OBJECTIVE.
Could you extract every entry below and reproduce it exactly?

=== ITEMS ===

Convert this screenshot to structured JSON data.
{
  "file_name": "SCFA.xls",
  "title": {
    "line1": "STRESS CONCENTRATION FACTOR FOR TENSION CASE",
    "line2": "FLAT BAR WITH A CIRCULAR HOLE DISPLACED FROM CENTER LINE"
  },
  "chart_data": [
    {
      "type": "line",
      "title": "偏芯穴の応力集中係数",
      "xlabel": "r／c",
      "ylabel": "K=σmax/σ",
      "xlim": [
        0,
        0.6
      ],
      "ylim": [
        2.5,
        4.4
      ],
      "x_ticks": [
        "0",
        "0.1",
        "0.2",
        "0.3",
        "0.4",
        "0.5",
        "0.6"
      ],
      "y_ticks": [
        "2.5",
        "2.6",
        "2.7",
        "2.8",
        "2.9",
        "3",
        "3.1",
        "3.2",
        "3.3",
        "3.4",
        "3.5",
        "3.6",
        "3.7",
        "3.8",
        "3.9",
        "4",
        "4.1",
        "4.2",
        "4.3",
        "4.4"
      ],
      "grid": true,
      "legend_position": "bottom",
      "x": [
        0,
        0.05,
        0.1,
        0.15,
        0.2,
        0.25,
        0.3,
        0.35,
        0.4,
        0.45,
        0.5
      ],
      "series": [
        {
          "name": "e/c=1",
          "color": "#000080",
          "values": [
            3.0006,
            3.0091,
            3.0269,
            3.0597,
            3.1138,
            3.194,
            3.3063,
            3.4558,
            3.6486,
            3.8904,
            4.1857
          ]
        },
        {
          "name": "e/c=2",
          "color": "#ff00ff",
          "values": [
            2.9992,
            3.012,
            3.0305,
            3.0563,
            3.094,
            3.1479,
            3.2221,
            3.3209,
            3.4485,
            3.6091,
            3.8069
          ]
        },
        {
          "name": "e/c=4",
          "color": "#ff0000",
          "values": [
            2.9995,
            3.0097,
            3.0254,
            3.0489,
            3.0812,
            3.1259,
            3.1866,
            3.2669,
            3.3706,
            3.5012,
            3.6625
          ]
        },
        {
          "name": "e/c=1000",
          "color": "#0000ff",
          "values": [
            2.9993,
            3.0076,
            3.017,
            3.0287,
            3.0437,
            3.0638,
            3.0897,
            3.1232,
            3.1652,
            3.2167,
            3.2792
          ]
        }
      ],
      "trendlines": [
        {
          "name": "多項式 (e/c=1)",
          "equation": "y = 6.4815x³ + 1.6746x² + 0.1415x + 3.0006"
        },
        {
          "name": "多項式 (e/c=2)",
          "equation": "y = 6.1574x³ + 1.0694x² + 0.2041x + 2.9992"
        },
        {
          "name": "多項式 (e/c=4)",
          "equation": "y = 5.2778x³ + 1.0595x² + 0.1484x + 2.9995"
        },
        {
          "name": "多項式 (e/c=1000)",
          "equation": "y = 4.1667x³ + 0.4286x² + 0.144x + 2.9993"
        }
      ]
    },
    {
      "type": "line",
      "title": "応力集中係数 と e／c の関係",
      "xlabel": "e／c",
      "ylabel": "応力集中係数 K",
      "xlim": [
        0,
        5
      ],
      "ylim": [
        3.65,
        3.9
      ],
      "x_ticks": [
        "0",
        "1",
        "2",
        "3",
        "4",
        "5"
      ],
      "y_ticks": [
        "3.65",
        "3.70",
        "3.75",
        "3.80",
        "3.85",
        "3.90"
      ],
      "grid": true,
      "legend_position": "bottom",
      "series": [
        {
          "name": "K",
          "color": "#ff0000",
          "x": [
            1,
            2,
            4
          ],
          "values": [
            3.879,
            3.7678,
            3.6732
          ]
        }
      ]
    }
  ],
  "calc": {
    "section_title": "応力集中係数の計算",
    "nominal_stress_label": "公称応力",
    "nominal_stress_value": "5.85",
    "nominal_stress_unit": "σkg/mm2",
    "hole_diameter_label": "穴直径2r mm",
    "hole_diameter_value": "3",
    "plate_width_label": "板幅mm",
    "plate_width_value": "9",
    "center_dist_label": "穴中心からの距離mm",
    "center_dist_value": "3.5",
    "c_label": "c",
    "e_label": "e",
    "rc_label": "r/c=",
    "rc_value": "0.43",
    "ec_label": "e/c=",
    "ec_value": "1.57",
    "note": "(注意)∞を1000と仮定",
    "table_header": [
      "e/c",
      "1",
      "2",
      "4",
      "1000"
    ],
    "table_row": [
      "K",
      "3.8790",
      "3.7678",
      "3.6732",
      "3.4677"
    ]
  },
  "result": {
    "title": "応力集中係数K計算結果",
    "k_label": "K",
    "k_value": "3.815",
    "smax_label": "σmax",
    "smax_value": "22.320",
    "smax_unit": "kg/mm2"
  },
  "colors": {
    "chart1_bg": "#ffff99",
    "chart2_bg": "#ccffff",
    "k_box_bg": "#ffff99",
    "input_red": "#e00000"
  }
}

===

RESULT OF THE EXERCISE.
Convert this screenshot to structured JSON data.
{
  "file_name": "SCFA.xls",
  "title": {
    "line1": "STRESS CONCENTRATION FACTOR FOR TENSION CASE",
    "line2": "FLAT BAR WITH A CIRCULAR HOLE DISPLACED FROM CENTER LINE"
  },
  "chart_data": [
    {
      "type": "line",
      "title": "偏芯穴の応力集中係数",
      "xlabel": "r／c",
      "ylabel": "K=σmax/σ",
      "xlim": [
        0,
        0.6
      ],
      "ylim": [
        2.5,
        4.4
      ],
      "x_ticks": [
        "0",
        "0.1",
        "0.2",
        "0.3",
        "0.4",
        "0.5",
        "0.6"
      ],
      "y_ticks": [
        "2.5",
        "2.6",
        "2.7",
        "2.8",
        "2.9",
        "3",
        "3.1",
        "3.2",
        "3.3",
        "3.4",
        "3.5",
        "3.6",
        "3.7",
        "3.8",
        "3.9",
        "4",
        "4.1",
        "4.2",
        "4.3",
        "4.4"
      ],
      "grid": true,
      "legend_position": "bottom",
      "x": [
        0,
        0.05,
        0.1,
        0.15,
        0.2,
        0.25,
        0.3,
        0.35,
        0.4,
        0.45,
        0.5
      ],
      "series": [
        {
          "name": "e/c=1",
          "color": "#000080",
          "values": [
            3.0006,
            3.0091,
            3.0269,
            3.0597,
            3.1138,
            3.194,
            3.3063,
            3.4558,
            3.6486,
            3.8904,
            4.1857
          ]
        },
        {
          "name": "e/c=2",
          "color": "#ff00ff",
          "values": [
            2.9992,
            3.012,
            3.0305,
            3.0563,
            3.094,
            3.1479,
            3.2221,
            3.3209,
            3.4485,
            3.6091,
            3.8069
          ]
        },
        {
          "name": "e/c=4",
          "color": "#ff0000",
          "values": [
            2.9995,
            3.0097,
            3.0254,
            3.0489,
            3.0812,
            3.1259,
            3.1866,
            3.2669,
            3.3706,
            3.5012,
            3.6625
          ]
        },
        {
          "name": "e/c=1000",
          "color": "#0000ff",
          "values": [
            2.9993,
            3.0076,
            3.017,
            3.0287,
            3.0437,
            3.0638,
            3.0897,
            3.1232,
            3.1652,
            3.2167,
            3.2792
          ]
        }
      ],
      "trendlines": [
        {
          "name": "多項式 (e/c=1)",
          "equation": "y = 6.4815x³ + 1.6746x² + 0.1415x + 3.0006"
        },
        {
          "name": "多項式 (e/c=2)",
          "equation": "y = 6.1574x³ + 1.0694x² + 0.2041x + 2.9992"
        },
        {
          "name": "多項式 (e/c=4)",
          "equation": "y = 5.2778x³ + 1.0595x² + 0.1484x + 2.9995"
        },
        {
          "name": "多項式 (e/c=1000)",
          "equation": "y = 4.1667x³ + 0.4286x² + 0.144x + 2.9993"
        }
      ]
    },
    {
      "type": "line",
      "title": "応力集中係数 と e／c の関係",
      "xlabel": "e／c",
      "ylabel": "応力集中係数 K",
      "xlim": [
        0,
        5
      ],
      "ylim": [
        3.65,
        3.9
      ],
      "x_ticks": [
        "0",
        "1",
        "2",
        "3",
        "4",
        "5"
      ],
      "y_ticks": [
        "3.65",
        "3.70",
        "3.75",
        "3.80",
        "3.85",
        "3.90"
      ],
      "grid": true,
      "legend_position": "bottom",
      "series": [
        {
          "name": "K",
          "color": "#ff0000",
          "x": [
            1,
            2,
            4
          ],
          "values": [
            3.879,
            3.7678,
            3.6732
          ]
        }
      ]
    }
  ],
  "calc": {
    "section_title": "応力集中係数の計算",
    "nominal_stress_label": "公称応力",
    "nominal_stress_value": "5.85",
    "nominal_stress_unit": "σkg/mm2",
    "hole_diameter_label": "穴直径2r mm",
    "hole_diameter_value": "3",
    "plate_width_label": "板幅mm",
    "plate_width_value": "9",
    "center_dist_label": "穴中心からの距離mm",
    "center_dist_value": "3.5",
    "c_label": "c",
    "e_label": "e",
    "rc_label": "r/c=",
    "rc_value": "0.43",
    "ec_label": "e/c=",
    "ec_value": "1.57",
    "note": "(注意)∞を1000と仮定",
    "table_header": [
      "e/c",
      "1",
      "2",
      "4",
      "1000"
    ],
    "table_row": [
      "K",
      "3.8790",
      "3.7678",
      "3.6732",
      "3.4677"
    ]
  },
  "result": {
    "title": "応力集中係数K計算結果",
    "k_label": "K",
    "k_value": "3.815",
    "smax_label": "σmax",
    "smax_value": "22.320",
    "smax_unit": "kg/mm2"
  },
  "colors": {
    "chart1_bg": "#ffff99",
    "chart2_bg": "#ccffff",
    "k_box_bg": "#ffff99",
    "input_red": "#e00000"
  }
}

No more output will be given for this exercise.